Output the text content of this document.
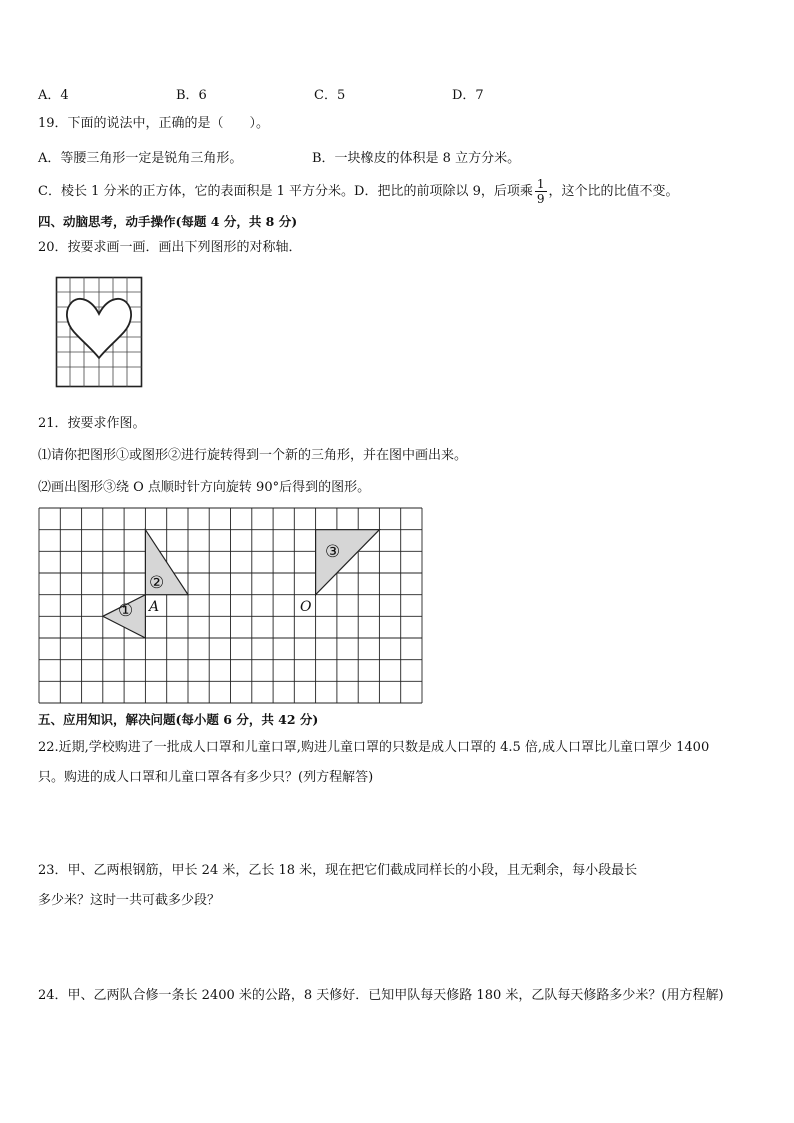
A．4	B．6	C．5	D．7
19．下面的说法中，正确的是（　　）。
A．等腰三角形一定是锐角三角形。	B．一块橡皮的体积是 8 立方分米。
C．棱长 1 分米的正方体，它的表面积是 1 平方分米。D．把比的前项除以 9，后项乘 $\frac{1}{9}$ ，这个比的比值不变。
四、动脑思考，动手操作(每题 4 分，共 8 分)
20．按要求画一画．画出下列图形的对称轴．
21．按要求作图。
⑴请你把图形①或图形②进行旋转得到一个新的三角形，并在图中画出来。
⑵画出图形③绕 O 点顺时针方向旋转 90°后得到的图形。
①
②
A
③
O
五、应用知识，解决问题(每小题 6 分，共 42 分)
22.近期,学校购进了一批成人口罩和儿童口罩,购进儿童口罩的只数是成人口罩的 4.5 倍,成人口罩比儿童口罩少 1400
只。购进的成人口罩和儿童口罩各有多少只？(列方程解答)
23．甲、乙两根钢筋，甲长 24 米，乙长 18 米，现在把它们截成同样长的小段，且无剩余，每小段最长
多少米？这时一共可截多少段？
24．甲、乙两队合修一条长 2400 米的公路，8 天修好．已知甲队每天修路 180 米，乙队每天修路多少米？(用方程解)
○ ○ ○ ○ ○ ○ ○
Exercise requirements → Repeat the records above verbatim, with no pictures in the result.

Answer to this exercise →
Output the text content of this document.
A．4	B．6	C．5	D．7
19．下面的说法中，正确的是（　　）。
A．等腰三角形一定是锐角三角形。	B．一块橡皮的体积是 8 立方分米。
C．棱长 1 分米的正方体，它的表面积是 1 平方分米。D．把比的前项除以 9，后项乘 $\frac{1}{9}$ ，这个比的比值不变。
四、动脑思考，动手操作(每题 4 分，共 8 分)
20．按要求画一画．画出下列图形的对称轴．
21．按要求作图。
⑴请你把图形①或图形②进行旋转得到一个新的三角形，并在图中画出来。
⑵画出图形③绕 O 点顺时针方向旋转 90°后得到的图形。
①
②
A
③
O
五、应用知识，解决问题(每小题 6 分，共 42 分)
22.近期,学校购进了一批成人口罩和儿童口罩,购进儿童口罩的只数是成人口罩的 4.5 倍,成人口罩比儿童口罩少 1400
只。购进的成人口罩和儿童口罩各有多少只？(列方程解答)
23．甲、乙两根钢筋，甲长 24 米，乙长 18 米，现在把它们截成同样长的小段，且无剩余，每小段最长
多少米？这时一共可截多少段？
24．甲、乙两队合修一条长 2400 米的公路，8 天修好．已知甲队每天修路 180 米，乙队每天修路多少米？(用方程解)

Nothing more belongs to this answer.